-- start Supplied entries --

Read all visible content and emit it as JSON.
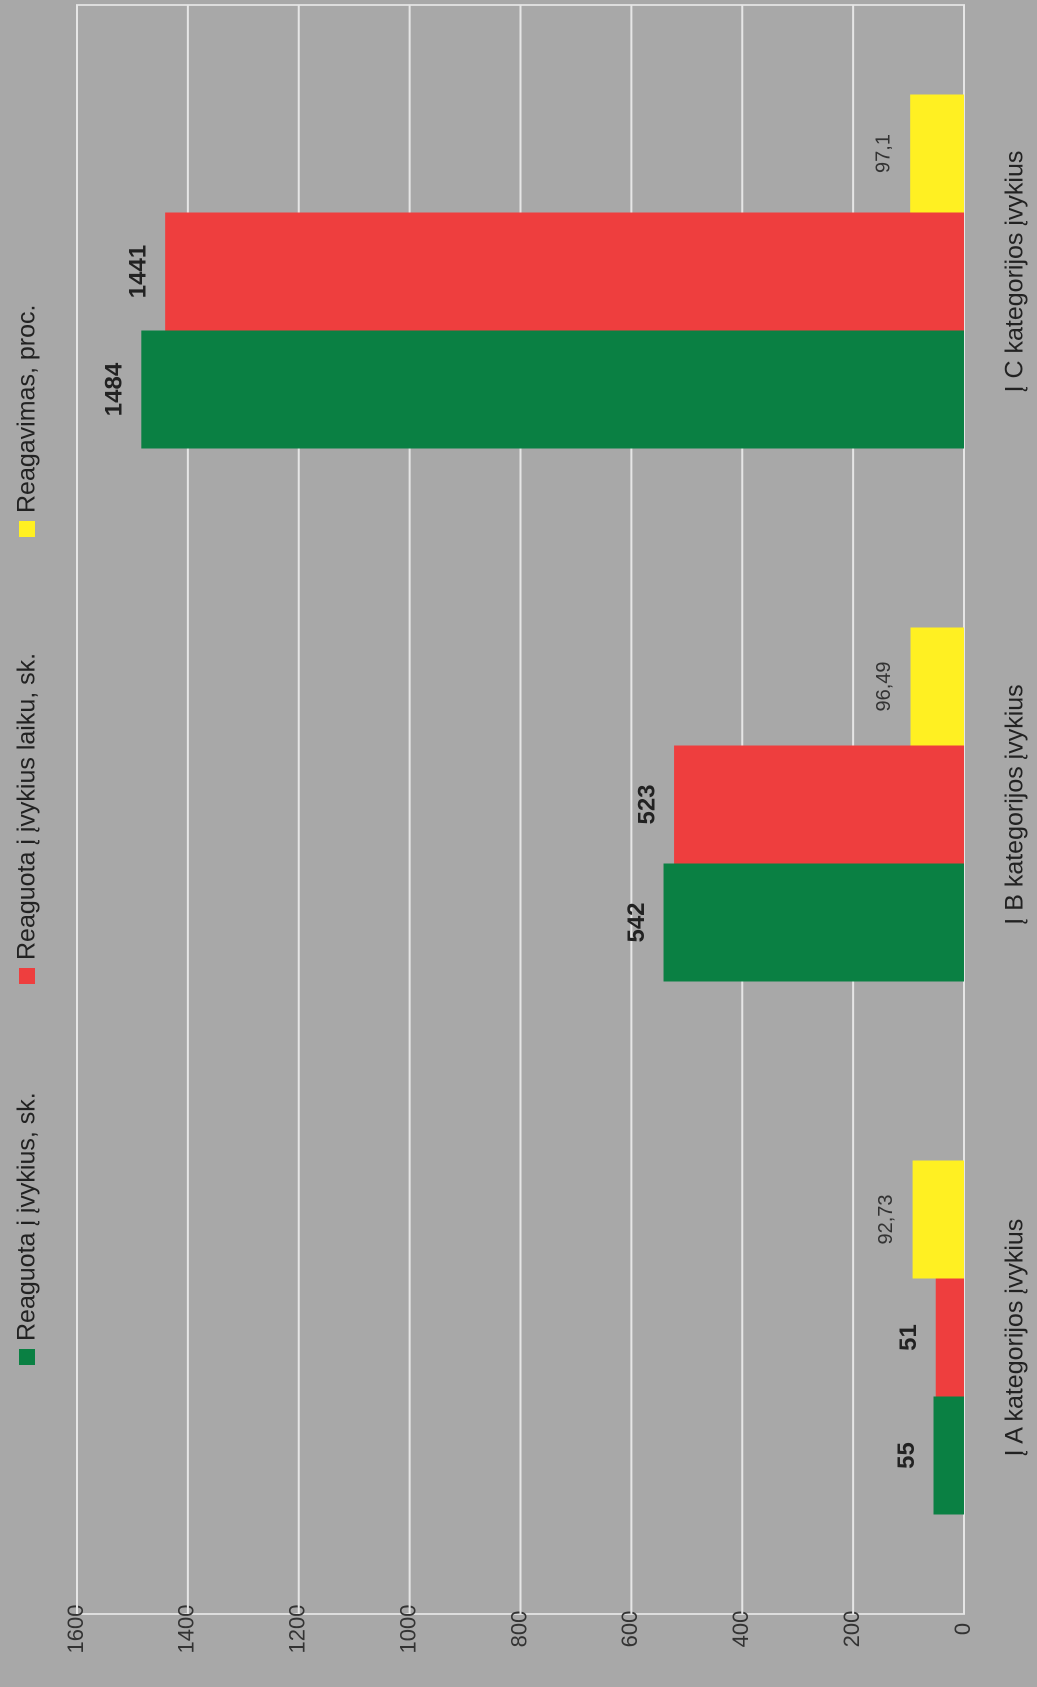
{
  "chart_data": {
    "type": "bar",
    "categories": [
      "Į A kategorijos įvykius",
      "Į B kategorijos įvykius",
      "Į C kategorijos įvykius"
    ],
    "series": [
      {
        "name": "Reaguota į įvykius, sk.",
        "color": "#0a8043",
        "values": [
          55,
          542,
          1484
        ]
      },
      {
        "name": "Reaguota į įvykius laiku, sk.",
        "color": "#ee3e3e",
        "values": [
          51,
          523,
          1441
        ]
      },
      {
        "name": "Reagavimas, proc.",
        "color": "#fff022",
        "values": [
          92.73,
          96.49,
          97.1
        ],
        "value_labels": [
          "92,73",
          "96,49",
          "97,1"
        ]
      }
    ],
    "ylim": [
      0,
      1600
    ],
    "yticks": [
      0,
      200,
      400,
      600,
      800,
      1000,
      1200,
      1400,
      1600
    ],
    "grid": true,
    "legend": "top"
  }
}
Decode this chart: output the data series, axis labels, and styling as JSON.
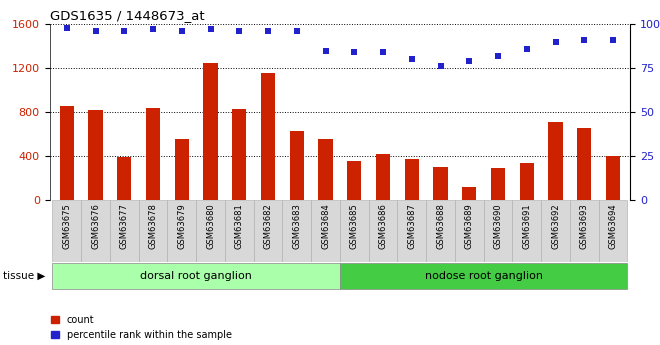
{
  "title": "GDS1635 / 1448673_at",
  "categories": [
    "GSM63675",
    "GSM63676",
    "GSM63677",
    "GSM63678",
    "GSM63679",
    "GSM63680",
    "GSM63681",
    "GSM63682",
    "GSM63683",
    "GSM63684",
    "GSM63685",
    "GSM63686",
    "GSM63687",
    "GSM63688",
    "GSM63689",
    "GSM63690",
    "GSM63691",
    "GSM63692",
    "GSM63693",
    "GSM63694"
  ],
  "bar_values": [
    860,
    820,
    390,
    840,
    560,
    1250,
    830,
    1160,
    630,
    560,
    360,
    420,
    370,
    300,
    120,
    290,
    340,
    710,
    660,
    400
  ],
  "percentile_values": [
    98,
    96,
    96,
    97,
    96,
    97,
    96,
    96,
    96,
    85,
    84,
    84,
    80,
    76,
    79,
    82,
    86,
    90,
    91,
    91
  ],
  "bar_color": "#cc2200",
  "dot_color": "#2222cc",
  "ylim_left": [
    0,
    1600
  ],
  "ylim_right": [
    0,
    100
  ],
  "yticks_left": [
    0,
    400,
    800,
    1200,
    1600
  ],
  "yticks_right": [
    0,
    25,
    50,
    75,
    100
  ],
  "group1_label": "dorsal root ganglion",
  "group2_label": "nodose root ganglion",
  "group1_count": 10,
  "group2_count": 10,
  "tissue_label": "tissue",
  "legend_count": "count",
  "legend_percentile": "percentile rank within the sample",
  "bg_plot": "#ffffff",
  "bg_xticklabel": "#e0e0e0",
  "bg_group1": "#aaffaa",
  "bg_group2": "#44cc44",
  "grid_color": "#000000"
}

-- end Supplied entries --

▸ **To be done**:
Identify and copy the lines holding the word "įvykius".

▸ **Result of this task**:
      "Į A kategorijos įvykius",
      "Į B kategorijos įvykius",
      "Į C kategorijos įvykius"
        "name": "Reaguota į įvykius, sk.",
        "name": "Reaguota į įvykius laiku, sk.",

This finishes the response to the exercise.